begin INPUT ROWS

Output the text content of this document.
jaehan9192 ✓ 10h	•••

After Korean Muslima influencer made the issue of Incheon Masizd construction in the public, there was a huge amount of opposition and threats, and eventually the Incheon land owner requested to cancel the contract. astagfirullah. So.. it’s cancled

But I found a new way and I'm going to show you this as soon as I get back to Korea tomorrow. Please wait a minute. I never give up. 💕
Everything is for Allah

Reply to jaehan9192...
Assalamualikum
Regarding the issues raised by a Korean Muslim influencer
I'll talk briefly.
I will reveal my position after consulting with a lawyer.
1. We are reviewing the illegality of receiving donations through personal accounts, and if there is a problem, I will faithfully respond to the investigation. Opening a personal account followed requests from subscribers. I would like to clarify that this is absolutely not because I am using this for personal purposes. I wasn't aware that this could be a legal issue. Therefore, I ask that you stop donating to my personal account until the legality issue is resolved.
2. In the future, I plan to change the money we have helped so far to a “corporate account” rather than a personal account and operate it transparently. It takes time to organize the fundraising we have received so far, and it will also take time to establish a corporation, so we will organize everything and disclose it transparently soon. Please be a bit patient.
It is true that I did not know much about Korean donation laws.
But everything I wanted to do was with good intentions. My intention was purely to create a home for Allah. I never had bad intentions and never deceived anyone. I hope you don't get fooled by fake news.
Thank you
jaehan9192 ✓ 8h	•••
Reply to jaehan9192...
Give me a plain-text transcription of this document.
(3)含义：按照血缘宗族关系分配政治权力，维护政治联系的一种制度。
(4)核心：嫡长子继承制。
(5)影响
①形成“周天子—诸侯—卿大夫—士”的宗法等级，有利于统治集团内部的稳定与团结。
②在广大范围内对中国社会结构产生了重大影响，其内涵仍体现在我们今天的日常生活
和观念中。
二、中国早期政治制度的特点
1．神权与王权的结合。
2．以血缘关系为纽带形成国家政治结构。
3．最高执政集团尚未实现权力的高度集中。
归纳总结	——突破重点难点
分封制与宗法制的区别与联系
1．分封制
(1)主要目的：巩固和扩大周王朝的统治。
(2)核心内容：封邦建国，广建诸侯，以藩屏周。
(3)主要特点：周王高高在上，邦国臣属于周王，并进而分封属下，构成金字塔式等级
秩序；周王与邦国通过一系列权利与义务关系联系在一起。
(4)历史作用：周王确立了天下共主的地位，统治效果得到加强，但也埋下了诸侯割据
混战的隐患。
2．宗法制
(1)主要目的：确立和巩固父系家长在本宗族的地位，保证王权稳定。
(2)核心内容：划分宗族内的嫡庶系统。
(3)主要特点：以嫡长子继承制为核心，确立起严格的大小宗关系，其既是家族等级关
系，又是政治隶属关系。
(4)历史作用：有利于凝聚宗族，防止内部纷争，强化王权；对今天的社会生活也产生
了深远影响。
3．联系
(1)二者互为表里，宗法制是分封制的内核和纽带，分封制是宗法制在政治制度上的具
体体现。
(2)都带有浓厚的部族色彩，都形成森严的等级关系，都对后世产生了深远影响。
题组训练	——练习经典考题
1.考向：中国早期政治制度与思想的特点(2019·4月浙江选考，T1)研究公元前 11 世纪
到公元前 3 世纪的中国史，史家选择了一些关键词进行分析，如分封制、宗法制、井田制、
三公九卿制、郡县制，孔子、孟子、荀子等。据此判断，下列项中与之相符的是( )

end INPUT ROWS

__WHAT THE TASK ASKS__. Scan the lines above for "personal", then copy every one that has it.

__EXPECTED ANSWER__.
1. We are reviewing the illegality of receiving donations through personal accounts, and if there is a problem, I will faithfully respond to the investigation. Opening a personal account followed requests from subscribers. I would like to clarify that this is absolutely not because I am using this for personal purposes. I wasn't aware that this could be a legal issue. Therefore, I ask that you stop donating to my personal account until the legality issue is resolved.
2. In the future, I plan to change the money we have helped so far to a “corporate account” rather than a personal account and operate it transparently. It takes time to organize the fundraising we have received so far, and it will also take time to establish a corporation, so we will organize everything and disclose it transparently soon. Please be a bit patient.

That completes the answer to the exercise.